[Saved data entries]
--------------------

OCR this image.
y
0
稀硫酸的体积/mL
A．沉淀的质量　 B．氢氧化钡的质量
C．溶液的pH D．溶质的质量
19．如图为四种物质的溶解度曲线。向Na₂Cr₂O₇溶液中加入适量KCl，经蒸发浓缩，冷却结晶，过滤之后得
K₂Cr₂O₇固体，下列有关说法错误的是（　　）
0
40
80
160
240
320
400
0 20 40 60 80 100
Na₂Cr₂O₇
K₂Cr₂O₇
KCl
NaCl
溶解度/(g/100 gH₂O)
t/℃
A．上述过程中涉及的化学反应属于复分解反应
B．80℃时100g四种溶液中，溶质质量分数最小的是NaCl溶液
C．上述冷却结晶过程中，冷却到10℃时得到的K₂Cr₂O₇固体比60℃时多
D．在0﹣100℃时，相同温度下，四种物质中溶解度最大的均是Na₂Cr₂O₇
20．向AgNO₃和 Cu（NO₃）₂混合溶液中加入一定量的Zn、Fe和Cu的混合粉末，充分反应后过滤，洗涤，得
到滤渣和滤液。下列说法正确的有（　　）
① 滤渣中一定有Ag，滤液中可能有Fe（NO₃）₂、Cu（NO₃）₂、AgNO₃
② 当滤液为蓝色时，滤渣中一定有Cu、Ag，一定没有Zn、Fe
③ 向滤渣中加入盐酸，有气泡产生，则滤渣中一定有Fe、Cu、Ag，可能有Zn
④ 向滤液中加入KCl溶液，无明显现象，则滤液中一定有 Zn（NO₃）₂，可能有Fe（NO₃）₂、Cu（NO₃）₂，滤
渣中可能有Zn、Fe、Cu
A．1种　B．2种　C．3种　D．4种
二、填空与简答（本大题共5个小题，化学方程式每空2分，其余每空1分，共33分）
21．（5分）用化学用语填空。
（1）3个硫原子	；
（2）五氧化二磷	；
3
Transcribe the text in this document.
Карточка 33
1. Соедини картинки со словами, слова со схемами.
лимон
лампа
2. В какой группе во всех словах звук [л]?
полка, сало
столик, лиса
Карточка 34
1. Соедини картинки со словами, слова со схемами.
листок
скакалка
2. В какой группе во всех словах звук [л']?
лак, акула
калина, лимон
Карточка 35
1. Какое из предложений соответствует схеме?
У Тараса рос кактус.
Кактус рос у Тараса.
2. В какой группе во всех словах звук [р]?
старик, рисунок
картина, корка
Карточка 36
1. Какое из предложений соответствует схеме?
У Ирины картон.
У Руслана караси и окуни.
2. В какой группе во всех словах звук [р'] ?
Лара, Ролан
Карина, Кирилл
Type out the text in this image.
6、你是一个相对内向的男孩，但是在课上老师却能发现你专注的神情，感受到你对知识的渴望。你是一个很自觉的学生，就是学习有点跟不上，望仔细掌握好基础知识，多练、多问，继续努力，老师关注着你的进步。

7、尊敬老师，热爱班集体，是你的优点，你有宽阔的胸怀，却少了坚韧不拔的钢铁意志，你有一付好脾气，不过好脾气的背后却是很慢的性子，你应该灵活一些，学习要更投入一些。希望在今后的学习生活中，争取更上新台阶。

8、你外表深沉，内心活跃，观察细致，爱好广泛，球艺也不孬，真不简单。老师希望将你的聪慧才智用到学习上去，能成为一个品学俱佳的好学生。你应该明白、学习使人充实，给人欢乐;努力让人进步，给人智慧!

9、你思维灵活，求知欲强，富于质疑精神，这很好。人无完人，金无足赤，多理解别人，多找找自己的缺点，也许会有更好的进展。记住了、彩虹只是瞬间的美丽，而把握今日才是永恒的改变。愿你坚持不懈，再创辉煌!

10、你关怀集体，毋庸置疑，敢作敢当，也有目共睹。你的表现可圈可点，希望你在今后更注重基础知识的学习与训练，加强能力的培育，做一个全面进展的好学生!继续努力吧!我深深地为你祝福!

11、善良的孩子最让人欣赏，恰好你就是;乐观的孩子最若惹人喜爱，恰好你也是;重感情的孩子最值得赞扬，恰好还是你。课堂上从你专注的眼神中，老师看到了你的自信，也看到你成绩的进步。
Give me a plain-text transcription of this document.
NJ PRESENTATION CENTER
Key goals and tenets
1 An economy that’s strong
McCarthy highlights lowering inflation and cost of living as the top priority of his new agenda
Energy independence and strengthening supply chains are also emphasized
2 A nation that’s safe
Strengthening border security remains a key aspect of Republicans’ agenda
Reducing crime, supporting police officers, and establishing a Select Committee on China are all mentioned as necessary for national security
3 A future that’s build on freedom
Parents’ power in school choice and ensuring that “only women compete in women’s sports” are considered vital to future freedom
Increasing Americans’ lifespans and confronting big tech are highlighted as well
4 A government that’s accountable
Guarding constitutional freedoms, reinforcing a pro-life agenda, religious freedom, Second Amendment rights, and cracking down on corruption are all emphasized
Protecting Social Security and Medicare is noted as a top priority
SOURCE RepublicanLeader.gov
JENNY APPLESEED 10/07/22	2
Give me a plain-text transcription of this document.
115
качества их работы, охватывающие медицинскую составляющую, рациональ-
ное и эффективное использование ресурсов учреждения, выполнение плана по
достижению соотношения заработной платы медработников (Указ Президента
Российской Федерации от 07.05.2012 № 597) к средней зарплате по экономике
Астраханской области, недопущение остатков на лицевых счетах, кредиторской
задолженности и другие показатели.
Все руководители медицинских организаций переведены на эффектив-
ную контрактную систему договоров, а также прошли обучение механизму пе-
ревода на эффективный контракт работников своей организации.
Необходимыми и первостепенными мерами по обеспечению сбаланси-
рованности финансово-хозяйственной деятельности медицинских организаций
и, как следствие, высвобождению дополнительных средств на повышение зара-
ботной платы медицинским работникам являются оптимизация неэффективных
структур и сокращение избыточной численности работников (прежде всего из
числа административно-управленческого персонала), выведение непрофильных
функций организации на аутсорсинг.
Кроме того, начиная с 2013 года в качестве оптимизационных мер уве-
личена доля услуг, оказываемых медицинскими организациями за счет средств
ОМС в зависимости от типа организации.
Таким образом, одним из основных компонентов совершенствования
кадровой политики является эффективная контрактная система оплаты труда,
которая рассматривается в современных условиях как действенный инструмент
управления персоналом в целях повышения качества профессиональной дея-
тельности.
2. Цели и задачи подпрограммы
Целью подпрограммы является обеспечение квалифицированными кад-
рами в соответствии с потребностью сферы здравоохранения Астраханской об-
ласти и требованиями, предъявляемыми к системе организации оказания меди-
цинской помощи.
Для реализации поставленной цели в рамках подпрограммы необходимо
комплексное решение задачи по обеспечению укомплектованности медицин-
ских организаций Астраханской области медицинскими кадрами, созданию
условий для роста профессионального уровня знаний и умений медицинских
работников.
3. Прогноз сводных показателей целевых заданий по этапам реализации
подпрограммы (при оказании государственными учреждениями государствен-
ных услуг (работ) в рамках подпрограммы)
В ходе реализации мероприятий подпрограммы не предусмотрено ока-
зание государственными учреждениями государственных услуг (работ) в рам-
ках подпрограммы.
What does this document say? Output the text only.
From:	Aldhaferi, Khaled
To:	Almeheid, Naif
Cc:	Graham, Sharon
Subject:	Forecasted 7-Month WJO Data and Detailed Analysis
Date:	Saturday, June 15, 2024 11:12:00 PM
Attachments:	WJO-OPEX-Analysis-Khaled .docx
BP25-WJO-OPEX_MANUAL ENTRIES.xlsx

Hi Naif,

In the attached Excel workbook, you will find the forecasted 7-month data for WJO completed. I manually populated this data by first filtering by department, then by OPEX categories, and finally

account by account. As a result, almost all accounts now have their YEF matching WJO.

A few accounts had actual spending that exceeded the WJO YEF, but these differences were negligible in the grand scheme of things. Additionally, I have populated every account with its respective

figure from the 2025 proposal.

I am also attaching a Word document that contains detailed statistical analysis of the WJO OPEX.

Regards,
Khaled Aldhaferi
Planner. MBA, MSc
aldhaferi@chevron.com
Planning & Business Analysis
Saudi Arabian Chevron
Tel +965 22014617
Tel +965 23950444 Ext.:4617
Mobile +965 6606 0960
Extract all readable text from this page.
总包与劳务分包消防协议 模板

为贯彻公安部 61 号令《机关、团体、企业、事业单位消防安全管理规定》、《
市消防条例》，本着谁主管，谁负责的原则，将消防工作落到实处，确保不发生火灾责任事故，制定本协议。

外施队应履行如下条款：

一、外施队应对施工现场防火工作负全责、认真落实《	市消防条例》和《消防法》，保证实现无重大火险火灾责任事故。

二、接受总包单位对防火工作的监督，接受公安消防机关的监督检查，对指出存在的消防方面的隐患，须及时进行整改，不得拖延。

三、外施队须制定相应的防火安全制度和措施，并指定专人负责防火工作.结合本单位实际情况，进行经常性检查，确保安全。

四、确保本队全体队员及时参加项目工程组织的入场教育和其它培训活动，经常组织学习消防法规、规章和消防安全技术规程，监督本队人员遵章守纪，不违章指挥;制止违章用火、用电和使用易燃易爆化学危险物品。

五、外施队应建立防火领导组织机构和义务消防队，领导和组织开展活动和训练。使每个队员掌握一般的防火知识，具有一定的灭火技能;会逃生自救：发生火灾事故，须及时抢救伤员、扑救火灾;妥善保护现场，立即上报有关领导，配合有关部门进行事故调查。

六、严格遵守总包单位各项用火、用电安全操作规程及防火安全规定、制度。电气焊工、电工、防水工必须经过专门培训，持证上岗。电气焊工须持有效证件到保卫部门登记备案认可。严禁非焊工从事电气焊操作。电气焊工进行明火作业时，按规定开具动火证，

--------------------

Task instructions: Collect the lines that hold "организаций".

Answer in full:
Все руководители медицинских организаций переведены на эффектив-
рованности финансово-хозяйственной деятельности медицинских организаций
ских организаций Астраханской области медицинскими кадрами, созданию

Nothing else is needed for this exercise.